EXERCISE INSTRUCTIONS: Count how many lines mention the word "title". Write that number alone.

EXERCISE INPUTS:
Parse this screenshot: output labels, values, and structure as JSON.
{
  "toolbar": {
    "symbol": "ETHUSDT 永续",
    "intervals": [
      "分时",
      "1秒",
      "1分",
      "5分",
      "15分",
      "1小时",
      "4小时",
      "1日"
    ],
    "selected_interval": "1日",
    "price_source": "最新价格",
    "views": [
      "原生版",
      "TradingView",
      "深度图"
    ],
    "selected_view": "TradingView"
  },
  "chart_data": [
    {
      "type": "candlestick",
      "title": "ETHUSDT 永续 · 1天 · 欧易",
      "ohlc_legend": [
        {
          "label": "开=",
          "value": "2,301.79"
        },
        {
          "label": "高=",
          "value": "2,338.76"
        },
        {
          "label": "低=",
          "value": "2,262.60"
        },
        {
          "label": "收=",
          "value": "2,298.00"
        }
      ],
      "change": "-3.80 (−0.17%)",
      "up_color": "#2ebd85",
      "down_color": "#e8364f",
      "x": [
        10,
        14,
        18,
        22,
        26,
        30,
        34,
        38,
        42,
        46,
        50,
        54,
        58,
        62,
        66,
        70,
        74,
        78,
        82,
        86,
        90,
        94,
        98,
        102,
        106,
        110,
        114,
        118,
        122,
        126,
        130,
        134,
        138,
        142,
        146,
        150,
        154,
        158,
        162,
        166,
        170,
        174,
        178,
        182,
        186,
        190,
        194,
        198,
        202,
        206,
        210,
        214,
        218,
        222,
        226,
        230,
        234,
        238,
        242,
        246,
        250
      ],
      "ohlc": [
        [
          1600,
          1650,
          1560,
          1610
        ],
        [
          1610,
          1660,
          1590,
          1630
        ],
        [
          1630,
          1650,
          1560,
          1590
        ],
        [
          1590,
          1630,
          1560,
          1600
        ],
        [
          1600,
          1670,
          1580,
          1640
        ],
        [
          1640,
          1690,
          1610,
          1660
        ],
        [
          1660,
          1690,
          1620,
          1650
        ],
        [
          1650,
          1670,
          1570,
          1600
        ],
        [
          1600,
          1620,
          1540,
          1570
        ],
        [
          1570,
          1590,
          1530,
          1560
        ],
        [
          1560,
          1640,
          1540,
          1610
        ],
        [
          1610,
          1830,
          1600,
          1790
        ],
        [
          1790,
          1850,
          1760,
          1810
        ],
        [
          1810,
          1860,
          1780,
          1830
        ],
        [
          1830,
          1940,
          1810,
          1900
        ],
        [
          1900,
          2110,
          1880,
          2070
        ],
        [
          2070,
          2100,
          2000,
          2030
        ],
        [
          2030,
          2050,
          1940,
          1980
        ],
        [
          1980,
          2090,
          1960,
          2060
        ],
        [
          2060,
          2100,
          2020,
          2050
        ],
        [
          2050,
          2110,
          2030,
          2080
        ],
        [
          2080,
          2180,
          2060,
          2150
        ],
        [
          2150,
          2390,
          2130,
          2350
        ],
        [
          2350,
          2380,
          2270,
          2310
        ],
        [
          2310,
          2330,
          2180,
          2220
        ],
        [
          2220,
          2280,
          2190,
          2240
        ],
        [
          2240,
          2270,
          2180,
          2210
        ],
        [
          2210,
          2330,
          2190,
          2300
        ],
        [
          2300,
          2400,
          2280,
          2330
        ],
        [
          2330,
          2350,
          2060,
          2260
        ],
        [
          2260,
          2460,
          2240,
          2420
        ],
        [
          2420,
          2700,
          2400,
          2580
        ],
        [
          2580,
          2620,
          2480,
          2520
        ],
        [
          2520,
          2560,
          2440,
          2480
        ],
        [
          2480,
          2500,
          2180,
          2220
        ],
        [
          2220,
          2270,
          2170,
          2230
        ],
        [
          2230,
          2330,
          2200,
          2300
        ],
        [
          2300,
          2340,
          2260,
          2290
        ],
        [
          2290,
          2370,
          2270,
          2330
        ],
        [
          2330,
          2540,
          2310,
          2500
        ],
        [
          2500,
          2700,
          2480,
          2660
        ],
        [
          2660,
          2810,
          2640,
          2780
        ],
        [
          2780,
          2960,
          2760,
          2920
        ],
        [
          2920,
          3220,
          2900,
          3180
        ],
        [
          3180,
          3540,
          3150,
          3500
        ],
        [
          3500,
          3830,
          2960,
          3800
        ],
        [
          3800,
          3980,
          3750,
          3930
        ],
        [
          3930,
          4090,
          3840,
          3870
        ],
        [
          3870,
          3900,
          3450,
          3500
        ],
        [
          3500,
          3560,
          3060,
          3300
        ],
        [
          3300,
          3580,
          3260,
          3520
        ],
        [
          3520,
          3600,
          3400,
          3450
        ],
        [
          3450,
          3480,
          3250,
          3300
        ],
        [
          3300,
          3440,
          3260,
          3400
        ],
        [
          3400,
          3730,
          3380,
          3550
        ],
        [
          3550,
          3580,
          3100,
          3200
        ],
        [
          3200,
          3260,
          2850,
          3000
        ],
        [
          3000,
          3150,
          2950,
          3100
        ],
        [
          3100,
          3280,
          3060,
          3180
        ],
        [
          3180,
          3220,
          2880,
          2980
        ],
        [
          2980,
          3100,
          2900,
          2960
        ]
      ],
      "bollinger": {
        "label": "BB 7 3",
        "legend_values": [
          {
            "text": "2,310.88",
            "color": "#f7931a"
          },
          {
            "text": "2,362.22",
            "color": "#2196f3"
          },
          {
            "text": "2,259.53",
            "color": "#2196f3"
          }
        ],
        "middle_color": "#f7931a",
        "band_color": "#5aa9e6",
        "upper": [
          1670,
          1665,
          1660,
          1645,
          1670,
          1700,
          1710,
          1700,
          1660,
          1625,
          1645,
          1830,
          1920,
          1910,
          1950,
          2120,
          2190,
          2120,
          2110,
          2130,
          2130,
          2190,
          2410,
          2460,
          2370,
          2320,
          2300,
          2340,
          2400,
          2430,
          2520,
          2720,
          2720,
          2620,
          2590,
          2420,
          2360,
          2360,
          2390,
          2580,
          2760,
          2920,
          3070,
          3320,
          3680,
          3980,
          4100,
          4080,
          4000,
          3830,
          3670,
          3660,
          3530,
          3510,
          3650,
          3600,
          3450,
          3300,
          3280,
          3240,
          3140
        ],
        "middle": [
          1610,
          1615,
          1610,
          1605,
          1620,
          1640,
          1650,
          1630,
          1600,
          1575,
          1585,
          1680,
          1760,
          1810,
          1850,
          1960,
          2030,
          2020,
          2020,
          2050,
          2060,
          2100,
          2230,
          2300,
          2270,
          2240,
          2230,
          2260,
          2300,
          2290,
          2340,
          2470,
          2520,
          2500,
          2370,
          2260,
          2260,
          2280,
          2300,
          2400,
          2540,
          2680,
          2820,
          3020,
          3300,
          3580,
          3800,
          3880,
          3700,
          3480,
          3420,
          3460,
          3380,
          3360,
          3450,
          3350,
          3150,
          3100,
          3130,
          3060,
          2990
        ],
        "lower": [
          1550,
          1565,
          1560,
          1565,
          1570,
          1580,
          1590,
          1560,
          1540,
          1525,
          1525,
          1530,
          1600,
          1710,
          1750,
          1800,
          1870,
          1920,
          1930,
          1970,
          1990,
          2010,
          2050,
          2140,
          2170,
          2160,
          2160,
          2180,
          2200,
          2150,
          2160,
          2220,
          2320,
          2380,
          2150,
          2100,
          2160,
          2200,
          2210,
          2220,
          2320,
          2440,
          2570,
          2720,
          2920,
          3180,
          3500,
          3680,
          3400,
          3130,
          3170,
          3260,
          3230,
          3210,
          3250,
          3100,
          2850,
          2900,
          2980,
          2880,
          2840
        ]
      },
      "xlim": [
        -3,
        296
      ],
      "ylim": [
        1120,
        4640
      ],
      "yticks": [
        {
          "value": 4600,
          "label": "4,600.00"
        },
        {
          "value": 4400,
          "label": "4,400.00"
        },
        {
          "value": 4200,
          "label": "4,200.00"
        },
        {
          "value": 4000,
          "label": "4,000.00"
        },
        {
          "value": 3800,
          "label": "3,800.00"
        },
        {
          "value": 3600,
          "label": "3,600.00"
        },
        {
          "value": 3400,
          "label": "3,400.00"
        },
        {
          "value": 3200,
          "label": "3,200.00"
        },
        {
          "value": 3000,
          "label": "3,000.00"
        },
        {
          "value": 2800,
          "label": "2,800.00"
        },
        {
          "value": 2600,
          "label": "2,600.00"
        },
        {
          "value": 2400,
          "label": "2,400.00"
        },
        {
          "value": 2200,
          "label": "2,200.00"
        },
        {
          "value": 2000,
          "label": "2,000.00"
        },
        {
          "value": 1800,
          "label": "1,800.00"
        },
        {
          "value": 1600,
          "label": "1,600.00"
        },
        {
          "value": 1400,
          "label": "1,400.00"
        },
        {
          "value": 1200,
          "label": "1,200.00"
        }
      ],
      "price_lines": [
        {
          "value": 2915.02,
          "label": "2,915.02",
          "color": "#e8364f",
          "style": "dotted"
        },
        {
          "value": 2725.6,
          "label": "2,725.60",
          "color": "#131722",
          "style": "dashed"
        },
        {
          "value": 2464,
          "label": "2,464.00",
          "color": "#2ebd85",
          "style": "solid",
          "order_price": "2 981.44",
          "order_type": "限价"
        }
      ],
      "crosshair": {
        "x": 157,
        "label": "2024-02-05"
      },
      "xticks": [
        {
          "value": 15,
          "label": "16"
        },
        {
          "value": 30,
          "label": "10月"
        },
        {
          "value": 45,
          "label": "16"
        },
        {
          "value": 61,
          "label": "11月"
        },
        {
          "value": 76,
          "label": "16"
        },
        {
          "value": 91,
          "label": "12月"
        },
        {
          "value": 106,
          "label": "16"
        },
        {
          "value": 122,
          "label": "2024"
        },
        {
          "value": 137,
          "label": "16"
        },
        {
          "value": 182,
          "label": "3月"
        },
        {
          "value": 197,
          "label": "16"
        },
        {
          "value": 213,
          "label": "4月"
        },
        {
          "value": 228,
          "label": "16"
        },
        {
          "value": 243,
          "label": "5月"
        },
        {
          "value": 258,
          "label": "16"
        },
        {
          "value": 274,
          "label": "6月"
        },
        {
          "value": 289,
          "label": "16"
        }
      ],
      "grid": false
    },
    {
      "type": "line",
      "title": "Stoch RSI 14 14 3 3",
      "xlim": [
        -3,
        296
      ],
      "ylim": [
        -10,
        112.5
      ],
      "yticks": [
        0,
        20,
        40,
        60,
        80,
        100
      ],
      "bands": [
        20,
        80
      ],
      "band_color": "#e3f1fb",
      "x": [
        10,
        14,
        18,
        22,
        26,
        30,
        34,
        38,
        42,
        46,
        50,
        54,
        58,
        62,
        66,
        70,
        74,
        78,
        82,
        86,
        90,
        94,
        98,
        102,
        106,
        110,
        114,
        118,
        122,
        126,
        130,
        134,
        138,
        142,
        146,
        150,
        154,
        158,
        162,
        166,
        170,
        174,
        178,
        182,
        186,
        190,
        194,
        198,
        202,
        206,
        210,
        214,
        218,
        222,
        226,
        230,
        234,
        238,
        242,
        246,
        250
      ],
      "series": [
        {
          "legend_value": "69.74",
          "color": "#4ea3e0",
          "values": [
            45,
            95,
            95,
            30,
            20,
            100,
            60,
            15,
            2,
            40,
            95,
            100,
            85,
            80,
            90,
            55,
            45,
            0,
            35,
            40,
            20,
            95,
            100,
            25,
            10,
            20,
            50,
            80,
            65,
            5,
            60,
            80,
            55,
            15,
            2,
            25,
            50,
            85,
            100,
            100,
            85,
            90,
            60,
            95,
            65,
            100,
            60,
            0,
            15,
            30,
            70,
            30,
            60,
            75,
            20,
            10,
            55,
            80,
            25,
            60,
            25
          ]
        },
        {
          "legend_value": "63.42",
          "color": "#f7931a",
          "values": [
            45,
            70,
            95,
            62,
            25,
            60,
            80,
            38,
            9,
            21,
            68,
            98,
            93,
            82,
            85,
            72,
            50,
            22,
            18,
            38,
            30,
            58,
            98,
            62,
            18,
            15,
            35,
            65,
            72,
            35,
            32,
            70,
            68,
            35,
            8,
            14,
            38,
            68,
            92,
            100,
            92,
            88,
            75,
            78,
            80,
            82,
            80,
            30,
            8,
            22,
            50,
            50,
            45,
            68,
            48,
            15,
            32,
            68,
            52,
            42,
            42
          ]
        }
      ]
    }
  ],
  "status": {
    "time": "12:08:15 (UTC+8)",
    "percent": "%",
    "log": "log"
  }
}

CORRECT OUTPUT: 2